Required task: Pull every line holding the string "text" from the records below.

Input:
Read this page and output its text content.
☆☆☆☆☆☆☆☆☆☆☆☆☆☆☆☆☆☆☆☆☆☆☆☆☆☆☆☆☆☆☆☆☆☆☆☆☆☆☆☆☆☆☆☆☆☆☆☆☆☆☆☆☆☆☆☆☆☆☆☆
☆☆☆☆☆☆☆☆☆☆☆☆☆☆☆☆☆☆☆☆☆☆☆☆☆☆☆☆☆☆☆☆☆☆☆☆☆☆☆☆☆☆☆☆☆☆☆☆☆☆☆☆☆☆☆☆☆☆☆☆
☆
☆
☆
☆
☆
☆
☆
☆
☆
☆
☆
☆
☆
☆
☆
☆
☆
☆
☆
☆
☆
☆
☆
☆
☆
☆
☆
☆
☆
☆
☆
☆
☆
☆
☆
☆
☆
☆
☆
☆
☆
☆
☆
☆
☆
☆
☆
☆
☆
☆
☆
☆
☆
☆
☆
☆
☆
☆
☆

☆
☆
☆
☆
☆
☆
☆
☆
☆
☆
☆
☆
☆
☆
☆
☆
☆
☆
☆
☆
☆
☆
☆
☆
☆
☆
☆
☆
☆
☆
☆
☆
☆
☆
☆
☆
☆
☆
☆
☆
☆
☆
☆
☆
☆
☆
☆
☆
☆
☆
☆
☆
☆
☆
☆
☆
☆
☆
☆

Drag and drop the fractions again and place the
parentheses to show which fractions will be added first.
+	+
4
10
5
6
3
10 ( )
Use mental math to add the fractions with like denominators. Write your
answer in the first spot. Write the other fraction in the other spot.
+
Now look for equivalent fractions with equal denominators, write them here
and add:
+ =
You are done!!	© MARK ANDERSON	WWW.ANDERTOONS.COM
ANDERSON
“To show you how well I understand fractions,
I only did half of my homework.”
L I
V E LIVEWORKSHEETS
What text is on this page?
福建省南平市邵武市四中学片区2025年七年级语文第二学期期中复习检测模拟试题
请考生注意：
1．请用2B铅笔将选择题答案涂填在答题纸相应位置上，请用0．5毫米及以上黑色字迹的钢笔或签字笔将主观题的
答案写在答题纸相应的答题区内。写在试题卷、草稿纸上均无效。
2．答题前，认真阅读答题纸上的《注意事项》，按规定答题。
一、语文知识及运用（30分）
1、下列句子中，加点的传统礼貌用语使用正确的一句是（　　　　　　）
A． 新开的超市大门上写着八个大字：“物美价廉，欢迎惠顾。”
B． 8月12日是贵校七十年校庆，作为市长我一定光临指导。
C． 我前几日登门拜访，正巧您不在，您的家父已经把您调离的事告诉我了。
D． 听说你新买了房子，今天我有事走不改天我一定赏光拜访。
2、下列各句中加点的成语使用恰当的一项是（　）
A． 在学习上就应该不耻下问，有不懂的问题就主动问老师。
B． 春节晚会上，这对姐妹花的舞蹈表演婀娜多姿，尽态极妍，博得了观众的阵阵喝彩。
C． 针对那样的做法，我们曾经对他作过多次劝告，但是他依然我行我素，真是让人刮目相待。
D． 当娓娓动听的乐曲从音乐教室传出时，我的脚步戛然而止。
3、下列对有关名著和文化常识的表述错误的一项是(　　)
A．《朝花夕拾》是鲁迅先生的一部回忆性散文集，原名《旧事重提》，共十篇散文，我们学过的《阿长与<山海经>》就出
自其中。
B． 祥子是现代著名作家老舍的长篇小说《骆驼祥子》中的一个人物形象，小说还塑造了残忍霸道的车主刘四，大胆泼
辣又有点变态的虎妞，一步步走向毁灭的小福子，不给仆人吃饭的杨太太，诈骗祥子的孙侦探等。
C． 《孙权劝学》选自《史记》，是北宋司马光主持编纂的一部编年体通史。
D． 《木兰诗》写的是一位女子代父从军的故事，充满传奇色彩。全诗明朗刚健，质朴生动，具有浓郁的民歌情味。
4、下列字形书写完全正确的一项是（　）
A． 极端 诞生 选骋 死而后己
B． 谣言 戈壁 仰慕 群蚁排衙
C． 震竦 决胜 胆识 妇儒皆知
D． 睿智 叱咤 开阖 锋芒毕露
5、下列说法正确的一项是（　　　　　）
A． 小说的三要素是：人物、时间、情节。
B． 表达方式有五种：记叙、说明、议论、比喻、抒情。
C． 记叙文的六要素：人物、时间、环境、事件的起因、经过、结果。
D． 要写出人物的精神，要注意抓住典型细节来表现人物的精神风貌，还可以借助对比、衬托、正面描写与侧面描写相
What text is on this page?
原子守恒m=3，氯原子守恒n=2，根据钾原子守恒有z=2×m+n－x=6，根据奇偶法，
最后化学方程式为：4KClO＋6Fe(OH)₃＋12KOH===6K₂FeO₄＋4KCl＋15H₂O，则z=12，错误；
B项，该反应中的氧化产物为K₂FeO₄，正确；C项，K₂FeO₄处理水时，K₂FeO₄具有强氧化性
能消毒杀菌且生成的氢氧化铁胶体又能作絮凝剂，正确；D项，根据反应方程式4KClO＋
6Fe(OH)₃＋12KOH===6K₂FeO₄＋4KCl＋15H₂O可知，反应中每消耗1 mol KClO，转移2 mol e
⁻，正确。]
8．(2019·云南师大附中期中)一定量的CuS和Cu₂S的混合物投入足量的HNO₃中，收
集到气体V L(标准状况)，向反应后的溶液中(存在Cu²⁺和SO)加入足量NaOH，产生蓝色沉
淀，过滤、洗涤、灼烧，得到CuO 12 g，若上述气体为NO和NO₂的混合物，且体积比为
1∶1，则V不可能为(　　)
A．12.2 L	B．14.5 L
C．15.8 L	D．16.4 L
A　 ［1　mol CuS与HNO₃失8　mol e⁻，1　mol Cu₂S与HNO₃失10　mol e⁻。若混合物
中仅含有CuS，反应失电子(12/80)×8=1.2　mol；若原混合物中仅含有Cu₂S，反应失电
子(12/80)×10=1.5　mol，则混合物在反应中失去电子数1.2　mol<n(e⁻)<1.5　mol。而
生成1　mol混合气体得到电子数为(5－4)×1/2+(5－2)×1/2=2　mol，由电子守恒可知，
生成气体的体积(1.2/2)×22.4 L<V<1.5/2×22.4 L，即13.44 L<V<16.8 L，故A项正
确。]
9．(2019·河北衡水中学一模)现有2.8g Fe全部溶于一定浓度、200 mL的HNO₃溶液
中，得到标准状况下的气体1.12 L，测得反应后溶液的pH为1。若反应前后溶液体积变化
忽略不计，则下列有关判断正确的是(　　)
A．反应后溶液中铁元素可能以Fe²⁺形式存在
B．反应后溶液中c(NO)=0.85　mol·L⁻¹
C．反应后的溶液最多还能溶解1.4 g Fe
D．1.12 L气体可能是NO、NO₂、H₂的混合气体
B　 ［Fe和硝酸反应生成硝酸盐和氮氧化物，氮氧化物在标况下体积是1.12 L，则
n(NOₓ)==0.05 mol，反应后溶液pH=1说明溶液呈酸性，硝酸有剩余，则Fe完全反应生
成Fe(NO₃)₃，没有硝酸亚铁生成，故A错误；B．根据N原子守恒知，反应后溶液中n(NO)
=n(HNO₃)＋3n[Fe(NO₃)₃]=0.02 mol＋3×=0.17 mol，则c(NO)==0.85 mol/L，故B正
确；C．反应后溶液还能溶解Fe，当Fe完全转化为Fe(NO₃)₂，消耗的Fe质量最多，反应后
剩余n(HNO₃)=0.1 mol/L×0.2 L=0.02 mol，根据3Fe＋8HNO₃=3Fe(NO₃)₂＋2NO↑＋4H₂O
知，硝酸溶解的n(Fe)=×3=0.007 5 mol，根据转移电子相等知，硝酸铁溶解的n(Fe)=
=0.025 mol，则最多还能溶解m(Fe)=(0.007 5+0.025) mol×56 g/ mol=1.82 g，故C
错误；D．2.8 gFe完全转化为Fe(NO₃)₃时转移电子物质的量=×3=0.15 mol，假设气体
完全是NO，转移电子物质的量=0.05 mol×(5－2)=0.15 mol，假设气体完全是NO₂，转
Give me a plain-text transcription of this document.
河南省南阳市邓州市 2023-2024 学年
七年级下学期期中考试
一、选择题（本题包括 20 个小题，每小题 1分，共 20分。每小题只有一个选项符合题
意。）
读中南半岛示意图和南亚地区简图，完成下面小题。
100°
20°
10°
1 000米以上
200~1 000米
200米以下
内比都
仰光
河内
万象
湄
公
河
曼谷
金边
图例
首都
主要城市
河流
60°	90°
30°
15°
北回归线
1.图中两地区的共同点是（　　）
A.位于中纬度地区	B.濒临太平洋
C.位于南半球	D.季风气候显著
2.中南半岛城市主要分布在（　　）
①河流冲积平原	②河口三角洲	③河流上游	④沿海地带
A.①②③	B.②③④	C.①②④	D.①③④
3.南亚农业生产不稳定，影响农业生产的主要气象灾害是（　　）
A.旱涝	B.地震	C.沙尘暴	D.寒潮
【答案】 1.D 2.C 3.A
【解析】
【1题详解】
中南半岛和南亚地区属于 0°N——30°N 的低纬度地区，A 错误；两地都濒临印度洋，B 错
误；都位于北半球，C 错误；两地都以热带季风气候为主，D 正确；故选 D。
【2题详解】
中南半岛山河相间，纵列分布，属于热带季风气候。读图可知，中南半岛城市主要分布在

Exercise response:
Read this page and output its text content.
What text is on this page?
What text is on this page?
Give me a plain-text transcription of this document.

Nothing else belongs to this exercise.